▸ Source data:

☆ ☆ ☆ ☆ ☆

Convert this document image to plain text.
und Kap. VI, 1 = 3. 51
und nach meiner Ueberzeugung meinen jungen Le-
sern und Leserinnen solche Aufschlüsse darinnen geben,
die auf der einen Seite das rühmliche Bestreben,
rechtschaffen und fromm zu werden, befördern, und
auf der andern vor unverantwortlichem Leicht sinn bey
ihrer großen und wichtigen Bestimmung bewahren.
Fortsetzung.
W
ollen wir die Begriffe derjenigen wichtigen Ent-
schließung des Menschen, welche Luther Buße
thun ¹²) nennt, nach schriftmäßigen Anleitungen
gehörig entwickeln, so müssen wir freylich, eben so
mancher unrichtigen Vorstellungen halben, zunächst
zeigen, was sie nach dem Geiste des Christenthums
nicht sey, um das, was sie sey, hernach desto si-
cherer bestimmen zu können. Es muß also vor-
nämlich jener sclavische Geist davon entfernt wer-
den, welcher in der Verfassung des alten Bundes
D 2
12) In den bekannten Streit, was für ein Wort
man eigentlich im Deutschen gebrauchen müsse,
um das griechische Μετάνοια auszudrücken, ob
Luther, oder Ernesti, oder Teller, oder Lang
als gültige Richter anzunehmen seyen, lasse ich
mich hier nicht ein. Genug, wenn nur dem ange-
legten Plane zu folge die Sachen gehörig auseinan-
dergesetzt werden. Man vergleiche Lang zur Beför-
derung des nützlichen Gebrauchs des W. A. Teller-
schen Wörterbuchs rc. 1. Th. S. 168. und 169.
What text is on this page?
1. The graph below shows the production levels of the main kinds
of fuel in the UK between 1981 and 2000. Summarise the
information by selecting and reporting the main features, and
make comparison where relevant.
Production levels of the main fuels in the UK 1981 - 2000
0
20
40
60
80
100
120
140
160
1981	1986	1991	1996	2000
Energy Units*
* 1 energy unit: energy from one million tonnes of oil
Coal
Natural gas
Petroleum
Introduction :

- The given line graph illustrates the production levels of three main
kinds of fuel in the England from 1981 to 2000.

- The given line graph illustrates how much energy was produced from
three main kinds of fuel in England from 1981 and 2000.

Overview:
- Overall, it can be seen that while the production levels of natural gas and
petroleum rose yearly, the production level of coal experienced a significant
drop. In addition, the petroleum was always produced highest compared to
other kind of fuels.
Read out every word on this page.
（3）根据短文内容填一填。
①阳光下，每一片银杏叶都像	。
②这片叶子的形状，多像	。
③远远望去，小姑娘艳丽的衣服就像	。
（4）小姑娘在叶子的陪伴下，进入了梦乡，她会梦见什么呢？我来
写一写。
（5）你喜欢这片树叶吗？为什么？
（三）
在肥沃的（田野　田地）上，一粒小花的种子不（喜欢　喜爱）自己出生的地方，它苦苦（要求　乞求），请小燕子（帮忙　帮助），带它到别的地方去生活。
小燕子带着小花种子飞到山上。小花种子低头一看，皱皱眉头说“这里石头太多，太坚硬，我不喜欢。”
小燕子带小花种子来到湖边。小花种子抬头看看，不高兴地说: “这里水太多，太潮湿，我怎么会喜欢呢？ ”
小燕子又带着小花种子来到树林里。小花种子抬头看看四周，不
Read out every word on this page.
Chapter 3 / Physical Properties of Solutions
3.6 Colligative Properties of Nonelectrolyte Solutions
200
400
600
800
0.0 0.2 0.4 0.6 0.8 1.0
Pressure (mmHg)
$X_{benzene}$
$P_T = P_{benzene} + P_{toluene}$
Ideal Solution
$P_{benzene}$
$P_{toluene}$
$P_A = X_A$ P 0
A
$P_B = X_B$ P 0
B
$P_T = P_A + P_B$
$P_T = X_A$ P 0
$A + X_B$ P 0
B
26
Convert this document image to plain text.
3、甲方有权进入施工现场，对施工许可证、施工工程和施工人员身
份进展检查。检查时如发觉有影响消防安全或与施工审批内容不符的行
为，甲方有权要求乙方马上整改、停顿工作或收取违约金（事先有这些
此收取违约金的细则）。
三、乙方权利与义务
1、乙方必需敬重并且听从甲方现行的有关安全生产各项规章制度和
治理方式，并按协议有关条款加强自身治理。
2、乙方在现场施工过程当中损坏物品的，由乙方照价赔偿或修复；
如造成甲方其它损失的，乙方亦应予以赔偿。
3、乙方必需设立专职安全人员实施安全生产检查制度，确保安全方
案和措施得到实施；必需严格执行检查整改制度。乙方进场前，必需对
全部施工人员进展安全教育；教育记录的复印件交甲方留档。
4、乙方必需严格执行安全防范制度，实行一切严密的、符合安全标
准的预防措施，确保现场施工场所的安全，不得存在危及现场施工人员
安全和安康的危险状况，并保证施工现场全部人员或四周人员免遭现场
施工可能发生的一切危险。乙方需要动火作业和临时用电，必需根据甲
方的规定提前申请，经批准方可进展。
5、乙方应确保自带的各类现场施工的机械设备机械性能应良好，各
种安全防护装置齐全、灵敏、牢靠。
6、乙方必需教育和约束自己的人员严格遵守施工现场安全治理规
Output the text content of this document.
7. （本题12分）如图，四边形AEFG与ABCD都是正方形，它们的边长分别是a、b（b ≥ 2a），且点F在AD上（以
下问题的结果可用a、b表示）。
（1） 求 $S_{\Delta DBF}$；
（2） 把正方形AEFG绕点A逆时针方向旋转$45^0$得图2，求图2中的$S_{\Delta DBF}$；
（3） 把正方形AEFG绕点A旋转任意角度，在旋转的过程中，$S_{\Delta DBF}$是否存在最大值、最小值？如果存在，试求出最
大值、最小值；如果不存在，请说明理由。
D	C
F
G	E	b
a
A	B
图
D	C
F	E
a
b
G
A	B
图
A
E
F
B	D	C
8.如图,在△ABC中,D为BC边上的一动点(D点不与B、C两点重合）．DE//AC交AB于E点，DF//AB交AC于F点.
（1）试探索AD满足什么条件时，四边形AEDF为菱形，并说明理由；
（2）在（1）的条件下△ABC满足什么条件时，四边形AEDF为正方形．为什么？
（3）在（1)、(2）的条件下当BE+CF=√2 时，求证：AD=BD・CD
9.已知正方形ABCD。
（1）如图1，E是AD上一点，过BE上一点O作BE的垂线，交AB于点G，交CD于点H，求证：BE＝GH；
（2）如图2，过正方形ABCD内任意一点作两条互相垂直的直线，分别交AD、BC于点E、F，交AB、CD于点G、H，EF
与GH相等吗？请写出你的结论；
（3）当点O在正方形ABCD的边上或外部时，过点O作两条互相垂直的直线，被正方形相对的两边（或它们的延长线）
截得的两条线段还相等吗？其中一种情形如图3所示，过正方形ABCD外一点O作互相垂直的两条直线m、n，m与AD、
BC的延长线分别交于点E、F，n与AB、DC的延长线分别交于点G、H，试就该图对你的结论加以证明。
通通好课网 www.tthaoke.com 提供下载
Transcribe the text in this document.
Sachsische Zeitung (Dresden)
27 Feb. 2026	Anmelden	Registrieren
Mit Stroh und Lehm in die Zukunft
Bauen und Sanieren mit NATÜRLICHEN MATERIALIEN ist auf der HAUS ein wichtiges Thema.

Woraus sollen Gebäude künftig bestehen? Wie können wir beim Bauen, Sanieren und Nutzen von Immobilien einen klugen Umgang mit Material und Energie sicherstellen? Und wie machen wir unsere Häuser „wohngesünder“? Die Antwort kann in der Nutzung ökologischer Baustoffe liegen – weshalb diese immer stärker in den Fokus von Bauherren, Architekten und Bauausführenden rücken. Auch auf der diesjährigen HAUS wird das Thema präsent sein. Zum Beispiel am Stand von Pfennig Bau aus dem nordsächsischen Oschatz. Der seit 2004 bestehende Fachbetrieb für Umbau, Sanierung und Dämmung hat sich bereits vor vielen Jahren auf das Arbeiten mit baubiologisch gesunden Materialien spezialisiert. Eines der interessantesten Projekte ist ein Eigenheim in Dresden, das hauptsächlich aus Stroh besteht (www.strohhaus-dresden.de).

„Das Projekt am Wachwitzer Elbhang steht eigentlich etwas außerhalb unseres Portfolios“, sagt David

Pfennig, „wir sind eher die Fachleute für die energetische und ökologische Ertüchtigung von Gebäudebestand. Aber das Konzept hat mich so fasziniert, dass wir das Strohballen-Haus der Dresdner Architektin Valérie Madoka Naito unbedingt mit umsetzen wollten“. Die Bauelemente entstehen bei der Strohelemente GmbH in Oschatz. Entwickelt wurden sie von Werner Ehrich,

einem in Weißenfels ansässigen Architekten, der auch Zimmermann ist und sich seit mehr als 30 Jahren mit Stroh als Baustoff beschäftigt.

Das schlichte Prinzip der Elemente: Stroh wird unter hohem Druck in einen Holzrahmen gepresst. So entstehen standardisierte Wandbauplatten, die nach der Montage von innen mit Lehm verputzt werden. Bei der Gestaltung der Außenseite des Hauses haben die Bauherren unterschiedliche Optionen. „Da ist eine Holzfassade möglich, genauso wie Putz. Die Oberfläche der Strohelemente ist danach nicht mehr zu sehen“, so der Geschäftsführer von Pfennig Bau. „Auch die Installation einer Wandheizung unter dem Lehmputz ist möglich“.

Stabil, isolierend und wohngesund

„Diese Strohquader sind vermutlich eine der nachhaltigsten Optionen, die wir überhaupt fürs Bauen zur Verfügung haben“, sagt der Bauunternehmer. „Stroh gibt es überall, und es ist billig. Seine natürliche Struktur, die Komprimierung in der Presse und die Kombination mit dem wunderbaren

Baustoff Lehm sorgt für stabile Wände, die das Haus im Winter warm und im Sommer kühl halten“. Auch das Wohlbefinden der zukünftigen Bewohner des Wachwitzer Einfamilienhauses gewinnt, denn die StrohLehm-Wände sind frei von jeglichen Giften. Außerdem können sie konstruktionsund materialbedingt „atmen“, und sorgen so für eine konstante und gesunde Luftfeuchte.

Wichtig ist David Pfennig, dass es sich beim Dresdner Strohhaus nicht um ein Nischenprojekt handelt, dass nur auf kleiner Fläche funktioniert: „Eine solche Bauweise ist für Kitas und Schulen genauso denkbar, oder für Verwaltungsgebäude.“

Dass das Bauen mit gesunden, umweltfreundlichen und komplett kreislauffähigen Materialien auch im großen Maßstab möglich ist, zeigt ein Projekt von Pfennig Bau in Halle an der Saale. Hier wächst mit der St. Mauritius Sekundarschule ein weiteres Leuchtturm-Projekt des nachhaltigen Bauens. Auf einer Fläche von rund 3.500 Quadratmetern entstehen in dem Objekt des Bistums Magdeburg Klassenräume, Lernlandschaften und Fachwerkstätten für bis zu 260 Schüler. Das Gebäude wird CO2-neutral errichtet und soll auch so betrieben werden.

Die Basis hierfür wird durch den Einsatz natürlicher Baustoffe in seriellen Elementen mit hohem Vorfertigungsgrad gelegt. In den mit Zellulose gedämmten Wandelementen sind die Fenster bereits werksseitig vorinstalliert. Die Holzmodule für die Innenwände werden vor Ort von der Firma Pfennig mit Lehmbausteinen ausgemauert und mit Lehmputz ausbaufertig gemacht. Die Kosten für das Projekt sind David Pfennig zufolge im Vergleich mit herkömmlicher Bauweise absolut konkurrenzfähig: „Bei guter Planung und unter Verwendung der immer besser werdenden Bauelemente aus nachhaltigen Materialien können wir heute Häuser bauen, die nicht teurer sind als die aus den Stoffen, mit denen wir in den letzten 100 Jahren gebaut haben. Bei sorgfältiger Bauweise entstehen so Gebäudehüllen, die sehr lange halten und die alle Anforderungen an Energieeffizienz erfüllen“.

☆ ☆ ☆ ☆ ☆

▸ EXERCISE AIM:
Within the records above, how many lines include the word "illustrates"? State the number by itself.

▸ EXERCISE ANSWER:
2